[Stored entries]
⟨

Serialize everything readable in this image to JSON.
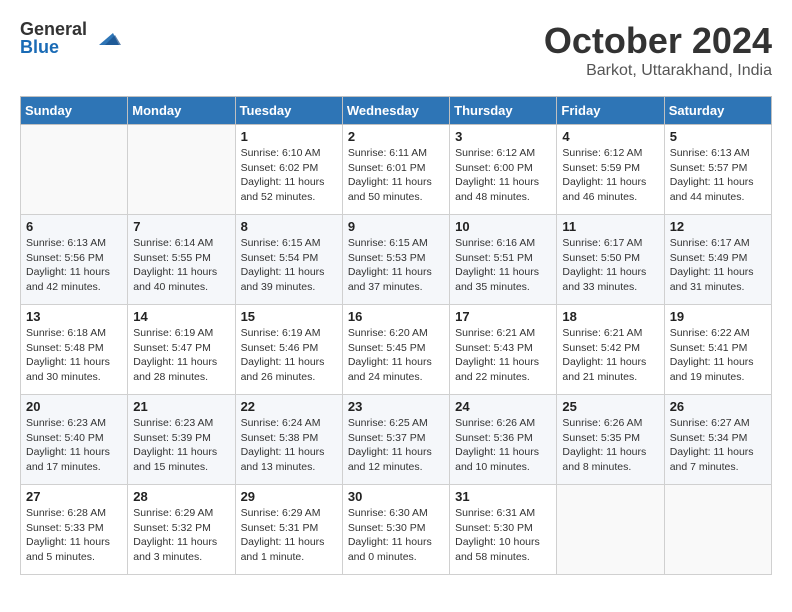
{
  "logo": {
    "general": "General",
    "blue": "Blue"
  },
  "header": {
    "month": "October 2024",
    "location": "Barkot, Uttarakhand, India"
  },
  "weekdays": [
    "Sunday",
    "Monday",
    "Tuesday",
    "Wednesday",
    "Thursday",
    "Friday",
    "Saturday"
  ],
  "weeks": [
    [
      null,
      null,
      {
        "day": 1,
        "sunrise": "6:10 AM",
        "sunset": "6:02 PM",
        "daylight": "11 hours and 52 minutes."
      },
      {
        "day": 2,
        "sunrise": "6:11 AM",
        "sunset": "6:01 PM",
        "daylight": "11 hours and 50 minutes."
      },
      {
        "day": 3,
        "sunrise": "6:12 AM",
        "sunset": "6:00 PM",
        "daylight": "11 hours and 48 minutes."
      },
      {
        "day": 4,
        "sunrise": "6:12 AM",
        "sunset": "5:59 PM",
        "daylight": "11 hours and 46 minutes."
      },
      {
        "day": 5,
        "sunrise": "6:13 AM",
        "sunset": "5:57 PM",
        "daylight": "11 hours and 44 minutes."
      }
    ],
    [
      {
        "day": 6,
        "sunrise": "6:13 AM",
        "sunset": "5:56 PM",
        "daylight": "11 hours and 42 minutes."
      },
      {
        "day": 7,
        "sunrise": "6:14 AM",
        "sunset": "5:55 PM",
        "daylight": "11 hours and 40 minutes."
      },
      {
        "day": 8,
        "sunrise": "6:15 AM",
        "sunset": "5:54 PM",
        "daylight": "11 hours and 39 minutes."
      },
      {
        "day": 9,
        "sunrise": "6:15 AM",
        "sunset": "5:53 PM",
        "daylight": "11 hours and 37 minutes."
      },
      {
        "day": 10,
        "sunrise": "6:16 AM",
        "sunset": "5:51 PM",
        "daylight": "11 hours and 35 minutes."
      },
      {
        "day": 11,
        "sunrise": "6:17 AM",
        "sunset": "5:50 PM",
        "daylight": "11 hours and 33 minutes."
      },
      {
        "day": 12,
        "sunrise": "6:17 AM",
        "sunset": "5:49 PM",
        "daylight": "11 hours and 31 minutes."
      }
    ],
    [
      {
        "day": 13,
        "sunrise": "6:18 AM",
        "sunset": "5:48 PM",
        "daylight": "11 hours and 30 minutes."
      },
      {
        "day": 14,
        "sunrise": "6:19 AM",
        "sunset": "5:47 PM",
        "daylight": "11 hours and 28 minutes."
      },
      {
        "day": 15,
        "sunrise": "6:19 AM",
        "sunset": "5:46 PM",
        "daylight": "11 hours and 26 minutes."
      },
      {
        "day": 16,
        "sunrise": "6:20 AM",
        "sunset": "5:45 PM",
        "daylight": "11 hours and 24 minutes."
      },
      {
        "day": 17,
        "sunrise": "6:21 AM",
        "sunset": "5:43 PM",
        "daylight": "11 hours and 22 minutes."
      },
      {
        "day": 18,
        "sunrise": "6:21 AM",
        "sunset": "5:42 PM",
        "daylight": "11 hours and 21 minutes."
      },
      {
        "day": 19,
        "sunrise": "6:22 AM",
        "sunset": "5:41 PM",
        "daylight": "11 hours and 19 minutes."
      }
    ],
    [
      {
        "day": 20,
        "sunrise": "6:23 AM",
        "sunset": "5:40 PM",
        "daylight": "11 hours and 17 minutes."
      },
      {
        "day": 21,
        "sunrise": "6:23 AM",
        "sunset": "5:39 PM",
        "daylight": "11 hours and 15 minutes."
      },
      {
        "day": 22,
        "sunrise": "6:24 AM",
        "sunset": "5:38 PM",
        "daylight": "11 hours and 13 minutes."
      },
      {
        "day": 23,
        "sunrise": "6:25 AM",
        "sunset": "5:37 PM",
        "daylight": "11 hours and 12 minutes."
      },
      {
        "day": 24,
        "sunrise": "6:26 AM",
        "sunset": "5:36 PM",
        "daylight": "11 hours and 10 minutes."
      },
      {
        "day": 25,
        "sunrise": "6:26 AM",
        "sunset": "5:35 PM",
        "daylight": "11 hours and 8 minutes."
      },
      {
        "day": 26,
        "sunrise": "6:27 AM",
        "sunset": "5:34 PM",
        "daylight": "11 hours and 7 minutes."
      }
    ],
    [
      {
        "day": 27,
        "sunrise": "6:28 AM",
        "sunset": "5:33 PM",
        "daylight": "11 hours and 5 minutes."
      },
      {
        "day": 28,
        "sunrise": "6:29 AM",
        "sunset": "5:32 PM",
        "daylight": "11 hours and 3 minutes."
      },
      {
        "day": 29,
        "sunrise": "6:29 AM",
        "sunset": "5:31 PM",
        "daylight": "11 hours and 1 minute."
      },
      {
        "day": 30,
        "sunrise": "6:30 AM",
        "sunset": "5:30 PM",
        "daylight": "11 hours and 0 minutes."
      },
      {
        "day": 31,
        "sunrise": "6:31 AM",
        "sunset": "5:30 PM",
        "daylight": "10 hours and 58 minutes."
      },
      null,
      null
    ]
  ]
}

⟩
⟨

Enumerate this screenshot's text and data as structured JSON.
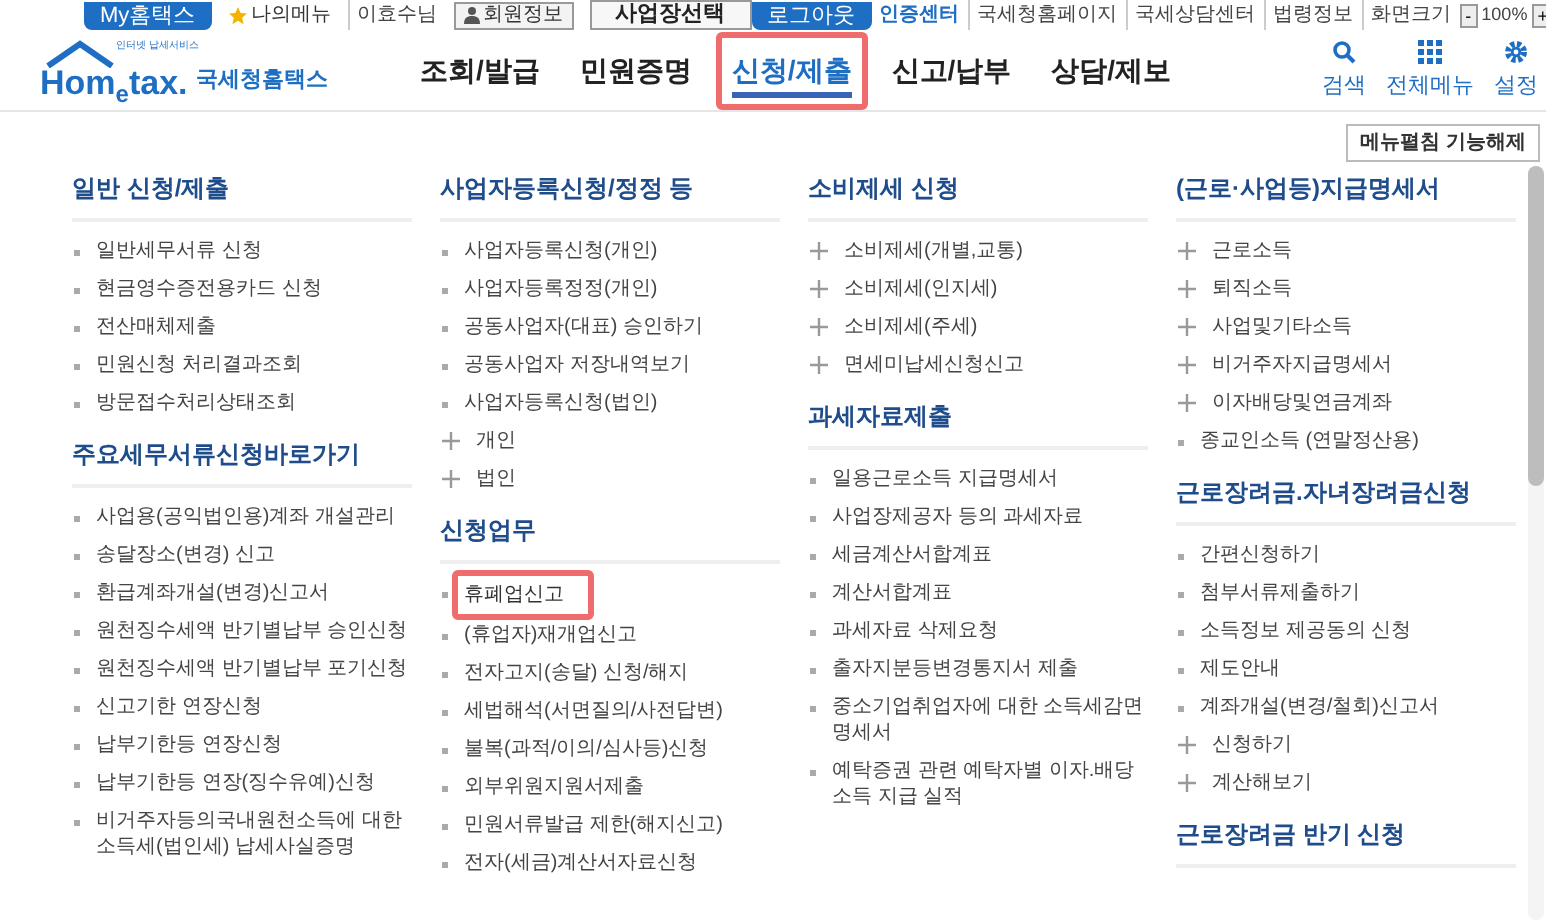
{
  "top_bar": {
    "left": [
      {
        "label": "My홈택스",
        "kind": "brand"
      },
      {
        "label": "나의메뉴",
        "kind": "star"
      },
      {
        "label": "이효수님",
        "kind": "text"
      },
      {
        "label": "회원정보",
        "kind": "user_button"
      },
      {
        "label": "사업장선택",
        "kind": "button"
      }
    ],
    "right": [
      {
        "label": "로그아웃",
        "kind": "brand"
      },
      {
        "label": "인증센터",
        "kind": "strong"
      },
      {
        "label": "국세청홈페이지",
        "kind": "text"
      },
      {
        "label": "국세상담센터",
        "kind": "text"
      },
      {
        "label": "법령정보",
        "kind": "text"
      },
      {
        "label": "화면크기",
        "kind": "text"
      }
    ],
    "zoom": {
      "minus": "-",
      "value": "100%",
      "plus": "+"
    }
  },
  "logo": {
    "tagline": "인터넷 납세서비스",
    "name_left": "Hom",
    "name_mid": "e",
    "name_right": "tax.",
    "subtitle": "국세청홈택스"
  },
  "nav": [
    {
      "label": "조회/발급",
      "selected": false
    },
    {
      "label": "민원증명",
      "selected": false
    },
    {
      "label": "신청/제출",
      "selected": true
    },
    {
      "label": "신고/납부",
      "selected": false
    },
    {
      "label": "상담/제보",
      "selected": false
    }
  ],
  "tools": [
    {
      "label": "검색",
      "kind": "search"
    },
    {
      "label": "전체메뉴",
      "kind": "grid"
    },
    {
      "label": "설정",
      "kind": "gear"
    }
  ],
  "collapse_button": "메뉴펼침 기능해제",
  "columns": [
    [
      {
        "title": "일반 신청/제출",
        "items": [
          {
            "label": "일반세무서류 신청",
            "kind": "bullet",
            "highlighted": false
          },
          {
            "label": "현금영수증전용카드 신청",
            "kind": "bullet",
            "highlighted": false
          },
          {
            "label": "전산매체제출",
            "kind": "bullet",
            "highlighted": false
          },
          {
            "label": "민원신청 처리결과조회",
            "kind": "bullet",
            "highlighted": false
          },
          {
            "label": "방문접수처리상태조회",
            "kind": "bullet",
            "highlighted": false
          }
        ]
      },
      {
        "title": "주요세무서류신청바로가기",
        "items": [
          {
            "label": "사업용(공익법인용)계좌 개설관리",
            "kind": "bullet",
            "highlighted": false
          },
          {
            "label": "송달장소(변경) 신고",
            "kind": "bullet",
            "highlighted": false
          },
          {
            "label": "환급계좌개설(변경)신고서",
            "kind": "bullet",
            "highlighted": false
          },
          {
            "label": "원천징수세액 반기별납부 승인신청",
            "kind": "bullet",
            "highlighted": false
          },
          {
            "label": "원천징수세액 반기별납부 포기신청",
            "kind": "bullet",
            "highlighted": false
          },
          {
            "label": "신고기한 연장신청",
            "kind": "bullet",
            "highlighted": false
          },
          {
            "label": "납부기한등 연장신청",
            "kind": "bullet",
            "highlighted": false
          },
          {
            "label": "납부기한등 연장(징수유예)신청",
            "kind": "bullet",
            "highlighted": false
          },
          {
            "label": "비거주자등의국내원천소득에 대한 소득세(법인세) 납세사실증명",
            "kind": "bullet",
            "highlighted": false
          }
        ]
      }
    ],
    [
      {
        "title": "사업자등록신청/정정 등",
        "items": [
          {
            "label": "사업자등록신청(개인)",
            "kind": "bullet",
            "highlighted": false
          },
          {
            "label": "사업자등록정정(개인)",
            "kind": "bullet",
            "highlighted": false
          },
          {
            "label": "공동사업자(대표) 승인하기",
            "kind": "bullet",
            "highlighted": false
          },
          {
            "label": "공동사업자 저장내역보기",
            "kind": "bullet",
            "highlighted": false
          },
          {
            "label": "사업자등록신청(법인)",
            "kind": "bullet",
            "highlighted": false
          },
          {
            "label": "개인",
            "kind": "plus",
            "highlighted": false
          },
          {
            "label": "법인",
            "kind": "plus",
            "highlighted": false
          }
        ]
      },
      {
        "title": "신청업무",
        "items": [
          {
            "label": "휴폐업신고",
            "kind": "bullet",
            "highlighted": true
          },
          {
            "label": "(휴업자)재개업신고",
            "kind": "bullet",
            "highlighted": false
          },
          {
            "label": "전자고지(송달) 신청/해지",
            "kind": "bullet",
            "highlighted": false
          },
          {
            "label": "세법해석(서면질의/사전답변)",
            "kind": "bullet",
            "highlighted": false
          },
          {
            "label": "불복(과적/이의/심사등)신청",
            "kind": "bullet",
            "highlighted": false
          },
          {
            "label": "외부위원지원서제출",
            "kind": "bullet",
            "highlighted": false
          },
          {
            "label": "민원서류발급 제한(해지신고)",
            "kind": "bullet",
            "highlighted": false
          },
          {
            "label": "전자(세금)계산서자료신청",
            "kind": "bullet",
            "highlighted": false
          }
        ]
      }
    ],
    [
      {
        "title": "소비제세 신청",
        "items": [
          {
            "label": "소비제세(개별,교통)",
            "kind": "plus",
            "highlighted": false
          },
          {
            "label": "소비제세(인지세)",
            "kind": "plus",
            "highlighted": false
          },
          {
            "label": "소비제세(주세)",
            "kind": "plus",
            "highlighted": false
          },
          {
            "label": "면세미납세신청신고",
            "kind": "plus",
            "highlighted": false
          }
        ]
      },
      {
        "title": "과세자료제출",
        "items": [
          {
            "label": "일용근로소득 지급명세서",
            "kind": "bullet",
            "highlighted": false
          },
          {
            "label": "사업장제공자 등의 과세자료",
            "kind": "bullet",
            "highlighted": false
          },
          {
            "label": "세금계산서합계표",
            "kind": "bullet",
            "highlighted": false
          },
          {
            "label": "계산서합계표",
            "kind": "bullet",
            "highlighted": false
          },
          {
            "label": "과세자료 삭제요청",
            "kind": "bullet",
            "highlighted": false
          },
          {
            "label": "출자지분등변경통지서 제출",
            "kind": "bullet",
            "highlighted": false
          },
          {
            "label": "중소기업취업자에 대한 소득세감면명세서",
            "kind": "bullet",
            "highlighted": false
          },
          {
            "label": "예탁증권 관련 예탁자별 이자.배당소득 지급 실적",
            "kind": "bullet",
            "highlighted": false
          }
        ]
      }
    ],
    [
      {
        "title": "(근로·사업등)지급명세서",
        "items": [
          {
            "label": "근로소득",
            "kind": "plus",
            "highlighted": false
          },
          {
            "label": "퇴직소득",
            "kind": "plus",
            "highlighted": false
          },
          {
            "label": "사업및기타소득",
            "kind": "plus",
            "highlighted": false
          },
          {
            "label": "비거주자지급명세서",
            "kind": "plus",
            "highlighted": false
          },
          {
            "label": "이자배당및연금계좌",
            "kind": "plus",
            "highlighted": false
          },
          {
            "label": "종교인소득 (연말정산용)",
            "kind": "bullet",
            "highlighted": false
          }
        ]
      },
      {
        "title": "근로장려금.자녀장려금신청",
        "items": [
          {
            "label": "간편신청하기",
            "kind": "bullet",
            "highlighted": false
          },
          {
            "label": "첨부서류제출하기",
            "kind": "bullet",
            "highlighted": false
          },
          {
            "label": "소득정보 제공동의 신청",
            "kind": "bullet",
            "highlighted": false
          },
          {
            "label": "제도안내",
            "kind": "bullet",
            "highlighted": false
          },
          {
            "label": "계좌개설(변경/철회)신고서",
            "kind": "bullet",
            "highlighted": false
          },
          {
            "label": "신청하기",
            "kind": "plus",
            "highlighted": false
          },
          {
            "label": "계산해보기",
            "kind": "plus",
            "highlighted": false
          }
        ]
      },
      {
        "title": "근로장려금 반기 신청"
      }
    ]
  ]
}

⟩

## What is being asked
Gather and return every line that holds the string "반기별납부".

## Completed exercise
            "label": "원천징수세액 반기별납부 승인신청",
            "label": "원천징수세액 반기별납부 포기신청",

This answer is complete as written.